## Sezione del documento
Genova - Il sindaco del capoluogo ligure: «Ci vorrebbe una Spa pubblica i cui azionisti potrebbero essere il Comune di Genova, la Regione Liguria e anche Regione Piemonte e Regione Lombardia».

Genova - «Noi vorremmo i porti Spa, come avviene in molte altre parti del mondo, e non un ente dipendente da Roma, con tutte le problematiche burocratiche che ne conseguono. Ma non ce lo fanno fare». Lo afferma il sindaco di Genova Marco Bucci, in occasione di un evento organizzato dall’International Propeller Club Port of Genoa, in tema di governance portuale. La sua posizione è allineata a quella del presidente della Regione Liguria Giovanni Toti e del presidente dell’Autorità di Sistema Portuale Paolo Emilio Signorini, che hanno più volte manifestato il loro pensiero a riguardo. «Ci vorrebbe una Spa pubblica i cui azionisti potrebbero essere il Comune di Genova, la Regione Liguria e anche Regione Piemonte e Regione Lombardia. Con un cda che deve rendere conto dei risultati raggiunti, e che se non centra gli obbiettivi si dimette, come avviene nelle società private».

(Voci di dati estratte)
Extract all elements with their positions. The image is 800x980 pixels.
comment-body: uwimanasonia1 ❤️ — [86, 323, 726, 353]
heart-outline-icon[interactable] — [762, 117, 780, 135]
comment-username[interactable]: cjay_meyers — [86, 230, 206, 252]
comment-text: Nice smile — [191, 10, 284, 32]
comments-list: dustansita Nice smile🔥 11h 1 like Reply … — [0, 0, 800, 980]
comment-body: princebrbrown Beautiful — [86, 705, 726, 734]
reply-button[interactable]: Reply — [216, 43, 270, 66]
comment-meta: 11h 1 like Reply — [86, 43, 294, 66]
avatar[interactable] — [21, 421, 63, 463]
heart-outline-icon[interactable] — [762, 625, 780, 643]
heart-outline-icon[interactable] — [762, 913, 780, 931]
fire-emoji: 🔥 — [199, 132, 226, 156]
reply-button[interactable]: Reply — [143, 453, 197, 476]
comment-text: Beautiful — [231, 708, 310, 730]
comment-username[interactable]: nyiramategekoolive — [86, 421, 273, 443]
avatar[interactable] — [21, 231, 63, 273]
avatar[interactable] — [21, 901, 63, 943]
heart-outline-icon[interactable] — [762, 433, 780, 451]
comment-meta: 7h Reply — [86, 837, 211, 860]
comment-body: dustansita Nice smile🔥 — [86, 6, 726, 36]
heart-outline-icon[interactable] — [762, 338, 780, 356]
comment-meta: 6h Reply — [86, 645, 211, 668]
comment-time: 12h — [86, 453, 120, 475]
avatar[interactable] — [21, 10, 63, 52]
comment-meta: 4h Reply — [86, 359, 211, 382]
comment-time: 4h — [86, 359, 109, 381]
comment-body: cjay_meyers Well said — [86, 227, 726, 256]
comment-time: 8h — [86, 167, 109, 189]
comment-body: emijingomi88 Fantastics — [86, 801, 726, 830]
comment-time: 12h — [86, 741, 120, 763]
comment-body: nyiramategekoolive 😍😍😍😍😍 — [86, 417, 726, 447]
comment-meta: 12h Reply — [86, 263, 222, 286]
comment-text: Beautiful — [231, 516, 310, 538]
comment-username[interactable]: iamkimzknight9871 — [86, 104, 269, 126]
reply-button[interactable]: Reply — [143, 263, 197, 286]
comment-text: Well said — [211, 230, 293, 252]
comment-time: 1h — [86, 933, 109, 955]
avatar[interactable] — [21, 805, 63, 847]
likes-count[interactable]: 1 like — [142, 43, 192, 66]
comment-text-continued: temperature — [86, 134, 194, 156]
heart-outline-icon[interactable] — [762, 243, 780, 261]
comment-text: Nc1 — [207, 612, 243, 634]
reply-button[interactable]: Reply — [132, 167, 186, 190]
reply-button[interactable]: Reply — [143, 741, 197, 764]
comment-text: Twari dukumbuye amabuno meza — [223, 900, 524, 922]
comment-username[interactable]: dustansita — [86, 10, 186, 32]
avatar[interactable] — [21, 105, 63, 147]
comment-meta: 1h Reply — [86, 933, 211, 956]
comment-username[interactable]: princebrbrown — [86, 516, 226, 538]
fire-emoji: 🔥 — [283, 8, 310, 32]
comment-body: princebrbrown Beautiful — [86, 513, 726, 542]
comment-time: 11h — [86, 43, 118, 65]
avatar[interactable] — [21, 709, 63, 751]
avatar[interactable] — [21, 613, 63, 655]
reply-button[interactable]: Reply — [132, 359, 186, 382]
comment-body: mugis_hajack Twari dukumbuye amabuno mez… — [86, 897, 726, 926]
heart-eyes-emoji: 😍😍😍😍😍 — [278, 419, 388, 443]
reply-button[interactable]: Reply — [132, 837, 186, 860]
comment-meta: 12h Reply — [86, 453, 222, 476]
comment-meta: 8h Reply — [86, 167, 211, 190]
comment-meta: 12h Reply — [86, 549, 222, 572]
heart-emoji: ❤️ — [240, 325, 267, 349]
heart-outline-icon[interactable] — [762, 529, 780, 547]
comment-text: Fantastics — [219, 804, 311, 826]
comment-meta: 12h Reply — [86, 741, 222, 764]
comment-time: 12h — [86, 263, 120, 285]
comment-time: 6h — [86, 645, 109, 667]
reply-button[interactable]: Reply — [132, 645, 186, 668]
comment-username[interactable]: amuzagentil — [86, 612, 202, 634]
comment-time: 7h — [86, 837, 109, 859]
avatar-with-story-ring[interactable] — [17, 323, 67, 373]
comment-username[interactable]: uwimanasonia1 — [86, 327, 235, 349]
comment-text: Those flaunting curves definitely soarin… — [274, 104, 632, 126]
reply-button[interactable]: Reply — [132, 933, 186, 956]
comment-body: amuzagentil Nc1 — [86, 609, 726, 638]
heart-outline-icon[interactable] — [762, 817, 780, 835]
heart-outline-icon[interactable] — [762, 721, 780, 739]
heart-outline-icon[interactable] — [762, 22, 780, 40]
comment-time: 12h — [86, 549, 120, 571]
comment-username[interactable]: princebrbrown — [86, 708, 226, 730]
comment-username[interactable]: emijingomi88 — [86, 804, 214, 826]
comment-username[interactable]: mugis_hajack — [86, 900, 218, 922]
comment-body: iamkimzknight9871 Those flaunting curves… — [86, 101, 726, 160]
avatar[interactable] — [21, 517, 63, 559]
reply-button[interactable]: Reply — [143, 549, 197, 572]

## Attività da svolgere
**1.** Per ciascuna affermazione indichi se concorda con il testo sulla governance portuale, rispondendo sì o no e riportando tra virgolette le parole del testo che lo stabiliscono: (a) Bucci si è espresso durante un evento organizzato dall'International Propeller Club Port of Genoa; (b) secondo Bucci, i porti dovrebbero restare un ente dipendente da Roma; (c) tra i possibili azionisti della Spa pubblica Bucci indica la Regione Toscana.
**2.** Scriva il seguito del testo sulla governance portuale a partire dall'ultima frase riportata.

## Risultati per attività
**1.**
(a) Sì: «in occasione di un evento organizzato dall’International Propeller Club Port of Genoa».
(b) No: «Noi vorremmo i porti Spa, come avviene in molte altre parti del mondo, e non un ente dipendente da Roma».
(c) No: «i cui azionisti potrebbero essere il Comune di Genova, la Regione Liguria e anche Regione Piemonte e Regione Lombardia».

**2.**
Un assetto ben diverso da quello attualmente in vigore, disegnato dalla riforma del sistema portuale firmata dal Ministro delle Infrastrutture e dei Trasporti Graziano Delrio: «Io e Signorini - ha assicurato il sindaco - andiamo molto d’accordo, ma pensate se invece ci mettessimo a litigare. Non ci sarebbe nessuna autorità in grado di dirimere le controversie: potremmo farci la guerra in eterno bloccando il porto». Scenario ovviamente solo ipotetico, poichè Bucci assicura di stare lavorando in stretta collaborazione con l’Autorità di Sistema Portuale per «creare una maggiore sintonia tra il Piano Regolatore Portuale e il Piano Regolatore della città. Ci sono aree che sostanzialmente attengono a entrambi gli ambiti, come l’Hennebique o il waterfront di levante». Infine il primo cittadino ha anche dichiarato di ritenere «un dovere delle amministrazioni locali chiedere che una parte del gettito fiscale prodotto dal porto resti sul territorio. A Trieste, che è parte di una regione a statuto speciale, questo già succede: noi come possiamo competere se non abbiamo le stesse regole?».